* start Records supplied *

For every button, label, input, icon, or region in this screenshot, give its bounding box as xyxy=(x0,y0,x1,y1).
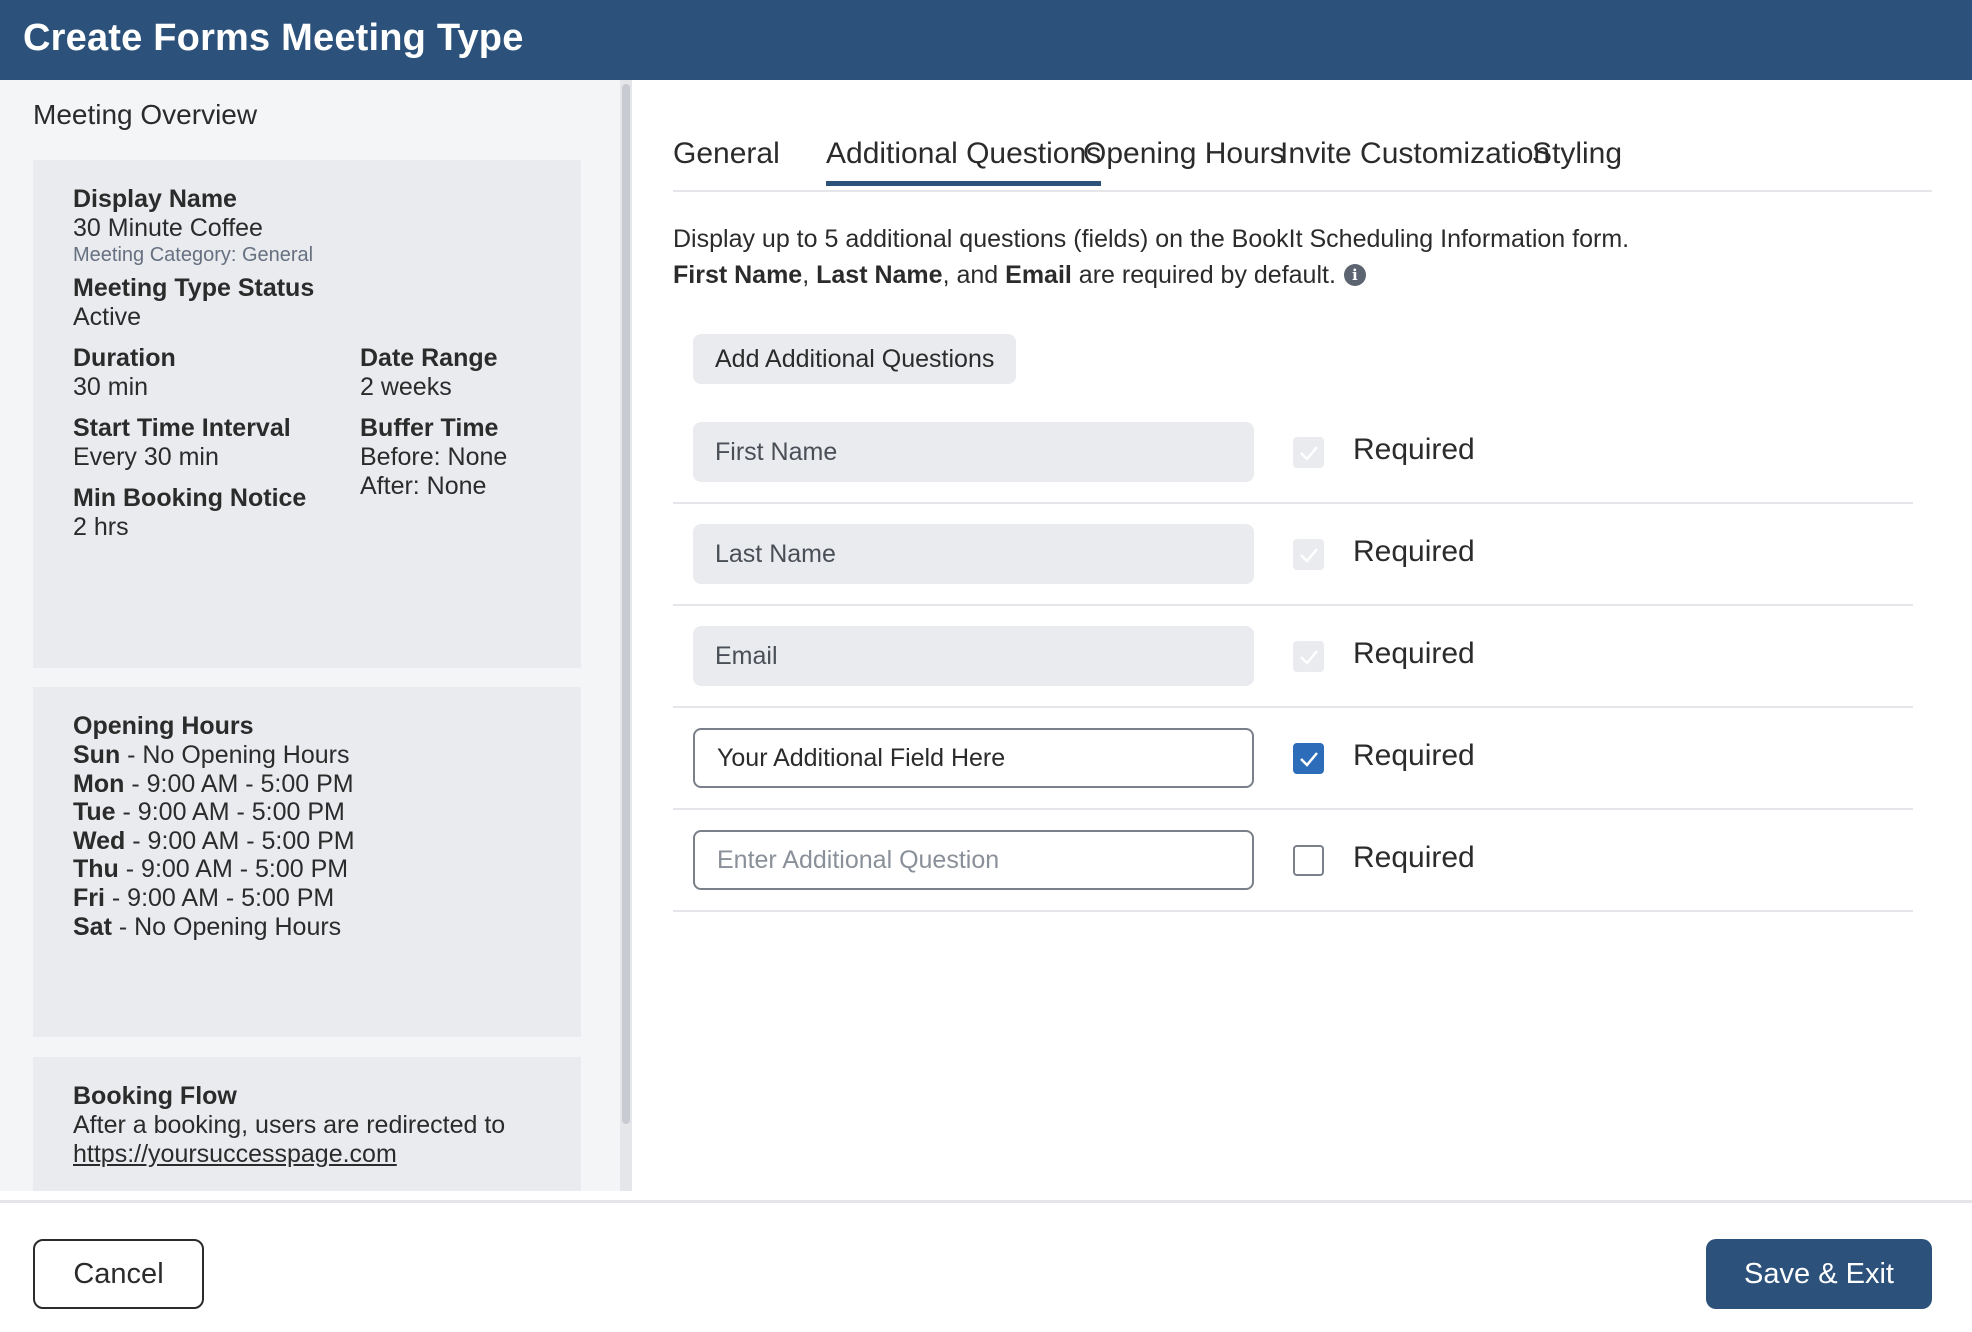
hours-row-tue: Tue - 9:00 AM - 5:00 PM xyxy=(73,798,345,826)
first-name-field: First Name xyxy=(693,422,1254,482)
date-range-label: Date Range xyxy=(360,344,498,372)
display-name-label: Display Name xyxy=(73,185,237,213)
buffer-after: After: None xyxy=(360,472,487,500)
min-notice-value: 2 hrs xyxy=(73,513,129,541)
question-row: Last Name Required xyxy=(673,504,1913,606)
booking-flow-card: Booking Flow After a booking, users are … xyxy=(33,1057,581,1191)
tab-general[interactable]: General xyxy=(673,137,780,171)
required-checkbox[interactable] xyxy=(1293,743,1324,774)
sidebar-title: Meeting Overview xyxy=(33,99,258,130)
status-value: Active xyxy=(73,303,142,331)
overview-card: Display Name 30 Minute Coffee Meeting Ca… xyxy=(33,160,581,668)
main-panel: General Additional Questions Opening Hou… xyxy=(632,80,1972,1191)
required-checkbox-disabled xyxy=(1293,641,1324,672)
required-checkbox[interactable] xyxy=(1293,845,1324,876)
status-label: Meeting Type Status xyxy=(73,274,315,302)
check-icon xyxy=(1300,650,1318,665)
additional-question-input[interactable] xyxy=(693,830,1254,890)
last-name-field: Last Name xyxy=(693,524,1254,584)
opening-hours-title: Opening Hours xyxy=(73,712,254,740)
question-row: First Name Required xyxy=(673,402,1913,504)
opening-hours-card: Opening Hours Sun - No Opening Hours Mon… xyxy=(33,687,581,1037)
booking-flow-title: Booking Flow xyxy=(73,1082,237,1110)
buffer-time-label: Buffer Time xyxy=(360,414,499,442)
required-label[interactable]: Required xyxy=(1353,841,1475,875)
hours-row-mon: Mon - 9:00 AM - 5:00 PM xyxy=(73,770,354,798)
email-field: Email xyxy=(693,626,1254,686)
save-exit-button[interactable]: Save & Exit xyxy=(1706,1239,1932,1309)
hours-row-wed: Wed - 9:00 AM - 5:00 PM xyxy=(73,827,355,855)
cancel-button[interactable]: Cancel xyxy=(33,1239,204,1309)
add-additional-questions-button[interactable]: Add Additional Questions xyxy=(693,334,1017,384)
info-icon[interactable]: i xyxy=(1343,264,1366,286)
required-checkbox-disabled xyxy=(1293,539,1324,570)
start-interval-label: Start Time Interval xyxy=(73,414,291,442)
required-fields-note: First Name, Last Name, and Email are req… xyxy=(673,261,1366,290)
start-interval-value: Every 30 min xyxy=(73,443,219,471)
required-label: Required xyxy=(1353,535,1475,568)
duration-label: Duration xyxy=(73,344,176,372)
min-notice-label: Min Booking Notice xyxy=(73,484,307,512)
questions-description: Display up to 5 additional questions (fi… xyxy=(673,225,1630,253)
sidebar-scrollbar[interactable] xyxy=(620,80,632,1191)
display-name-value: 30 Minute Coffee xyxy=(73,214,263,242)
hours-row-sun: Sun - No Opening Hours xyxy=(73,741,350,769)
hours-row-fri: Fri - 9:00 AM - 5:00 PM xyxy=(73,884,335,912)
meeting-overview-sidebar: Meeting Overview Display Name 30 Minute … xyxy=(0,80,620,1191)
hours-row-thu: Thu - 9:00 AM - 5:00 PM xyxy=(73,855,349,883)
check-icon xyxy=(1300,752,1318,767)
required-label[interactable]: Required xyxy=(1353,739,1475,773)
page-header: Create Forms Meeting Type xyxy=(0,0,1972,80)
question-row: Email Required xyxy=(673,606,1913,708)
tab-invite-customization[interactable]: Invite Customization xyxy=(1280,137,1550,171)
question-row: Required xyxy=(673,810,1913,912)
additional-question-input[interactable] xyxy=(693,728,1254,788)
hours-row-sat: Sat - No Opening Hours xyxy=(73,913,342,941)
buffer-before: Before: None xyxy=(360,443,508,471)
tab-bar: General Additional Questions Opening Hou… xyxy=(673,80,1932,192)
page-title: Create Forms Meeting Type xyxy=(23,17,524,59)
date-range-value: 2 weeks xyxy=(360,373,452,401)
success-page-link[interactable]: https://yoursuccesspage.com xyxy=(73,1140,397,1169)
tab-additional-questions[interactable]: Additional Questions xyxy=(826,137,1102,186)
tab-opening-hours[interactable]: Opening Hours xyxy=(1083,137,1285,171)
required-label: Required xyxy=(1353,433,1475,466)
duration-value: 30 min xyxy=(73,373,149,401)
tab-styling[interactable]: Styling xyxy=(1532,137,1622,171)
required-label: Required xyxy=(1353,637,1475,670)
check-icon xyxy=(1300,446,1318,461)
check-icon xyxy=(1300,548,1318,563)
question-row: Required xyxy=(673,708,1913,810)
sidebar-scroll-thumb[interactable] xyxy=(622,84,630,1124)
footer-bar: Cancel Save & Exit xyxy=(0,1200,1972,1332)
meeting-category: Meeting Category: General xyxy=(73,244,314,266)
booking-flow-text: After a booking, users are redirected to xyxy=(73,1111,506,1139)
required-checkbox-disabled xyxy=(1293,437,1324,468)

* end Records supplied *

| The request |
Recast every line of the material above as a numbered list, leaving out blank lines and the pictures.

| Task response |
1. For every button, label, input, icon, or region in this screenshot, give its bounding box as xyxy=(x0,y0,x1,y1).
2. hours-row-tue: Tue - 9:00 AM - 5:00 PM xyxy=(73,798,345,826)
3. first-name-field: First Name xyxy=(693,422,1254,482)
4. date-range-label: Date Range xyxy=(360,344,498,372)
5. display-name-label: Display Name xyxy=(73,185,237,213)
6. buffer-after: After: None xyxy=(360,472,487,500)
7. min-notice-value: 2 hrs xyxy=(73,513,129,541)
8. question-row: Last Name Required xyxy=(673,504,1913,606)
9. booking-flow-card: Booking Flow After a booking, users are … xyxy=(33,1057,581,1191)
10. tab-general[interactable]: General xyxy=(673,137,780,171)
11. required-checkbox[interactable] xyxy=(1293,743,1324,774)
12. sidebar-title: Meeting Overview xyxy=(33,99,258,130)
13. status-value: Active xyxy=(73,303,142,331)
14. overview-card: Display Name 30 Minute Coffee Meeting Ca… xyxy=(33,160,581,668)
15. main-panel: General Additional Questions Opening Hou… xyxy=(632,80,1972,1191)
16. required-checkbox-disabled xyxy=(1293,641,1324,672)
17. required-checkbox[interactable] xyxy=(1293,845,1324,876)
18. status-label: Meeting Type Status xyxy=(73,274,315,302)
19. check-icon xyxy=(1300,650,1318,665)
20. additional-question-input[interactable] xyxy=(693,830,1254,890)
21. last-name-field: Last Name xyxy=(693,524,1254,584)
22. opening-hours-title: Opening Hours xyxy=(73,712,254,740)
23. question-row: First Name Required xyxy=(673,402,1913,504)
24. opening-hours-card: Opening Hours Sun - No Opening Hours Mon… xyxy=(33,687,581,1037)
25. booking-flow-title: Booking Flow xyxy=(73,1082,237,1110)
26. buffer-time-label: Buffer Time xyxy=(360,414,499,442)
27. required-label[interactable]: Required xyxy=(1353,841,1475,875)
28. hours-row-mon: Mon - 9:00 AM - 5:00 PM xyxy=(73,770,354,798)
29. email-field: Email xyxy=(693,626,1254,686)
30. save-exit-button[interactable]: Save & Exit xyxy=(1706,1239,1932,1309)
31. hours-row-wed: Wed - 9:00 AM - 5:00 PM xyxy=(73,827,355,855)
32. cancel-button[interactable]: Cancel xyxy=(33,1239,204,1309)
33. add-additional-questions-button[interactable]: Add Additional Questions xyxy=(693,334,1017,384)
34. info-icon[interactable]: i xyxy=(1343,264,1366,286)
35. required-checkbox-disabled xyxy=(1293,539,1324,570)
36. start-interval-label: Start Time Interval xyxy=(73,414,291,442)
37. required-fields-note: First Name, Last Name, and Email are req… xyxy=(673,261,1366,290)
38. start-interval-value: Every 30 min xyxy=(73,443,219,471)
39. required-label: Required xyxy=(1353,535,1475,568)
40. duration-label: Duration xyxy=(73,344,176,372)
41. min-notice-label: Min Booking Notice xyxy=(73,484,307,512)
42. questions-description: Display up to 5 additional questions (fi… xyxy=(673,225,1630,253)
43. sidebar-scrollbar[interactable] xyxy=(620,80,632,1191)
44. display-name-value: 30 Minute Coffee xyxy=(73,214,263,242)
45. hours-row-sun: Sun - No Opening Hours xyxy=(73,741,350,769)
46. hours-row-fri: Fri - 9:00 AM - 5:00 PM xyxy=(73,884,335,912)
47. meeting-overview-sidebar: Meeting Overview Display Name 30 Minute … xyxy=(0,80,620,1191)
48. hours-row-thu: Thu - 9:00 AM - 5:00 PM xyxy=(73,855,349,883)
49. check-icon xyxy=(1300,752,1318,767)
50. required-label[interactable]: Required xyxy=(1353,739,1475,773)
51. page-header: Create Forms Meeting Type xyxy=(0,0,1972,80)
52. question-row: Email Required xyxy=(673,606,1913,708)
53. tab-invite-customization[interactable]: Invite Customization xyxy=(1280,137,1550,171)
54. question-row: Required xyxy=(673,810,1913,912)
55. additional-question-input[interactable] xyxy=(693,728,1254,788)
56. hours-row-sat: Sat - No Opening Hours xyxy=(73,913,342,941)
57. buffer-before: Before: None xyxy=(360,443,508,471)
58. tab-bar: General Additional Questions Opening Hou… xyxy=(673,80,1932,192)
59. page-title: Create Forms Meeting Type xyxy=(23,17,524,59)
60. date-range-value: 2 weeks xyxy=(360,373,452,401)
61. success-page-link[interactable]: https://yoursuccesspage.com xyxy=(73,1140,397,1169)
62. tab-additional-questions[interactable]: Additional Questions xyxy=(826,137,1102,186)
63. tab-opening-hours[interactable]: Opening Hours xyxy=(1083,137,1285,171)
64. required-label: Required xyxy=(1353,433,1475,466)
65. duration-value: 30 min xyxy=(73,373,149,401)
66. tab-styling[interactable]: Styling xyxy=(1532,137,1622,171)
67. required-label: Required xyxy=(1353,637,1475,670)
68. check-icon xyxy=(1300,446,1318,461)
69. check-icon xyxy=(1300,548,1318,563)
70. question-row: Required xyxy=(673,708,1913,810)
71. sidebar-scroll-thumb[interactable] xyxy=(622,84,630,1124)
72. footer-bar: Cancel Save & Exit xyxy=(0,1200,1972,1332)
73. meeting-category: Meeting Category: General xyxy=(73,244,314,266)
74. booking-flow-text: After a booking, users are redirected to xyxy=(73,1111,506,1139)
75. required-checkbox-disabled xyxy=(1293,437,1324,468)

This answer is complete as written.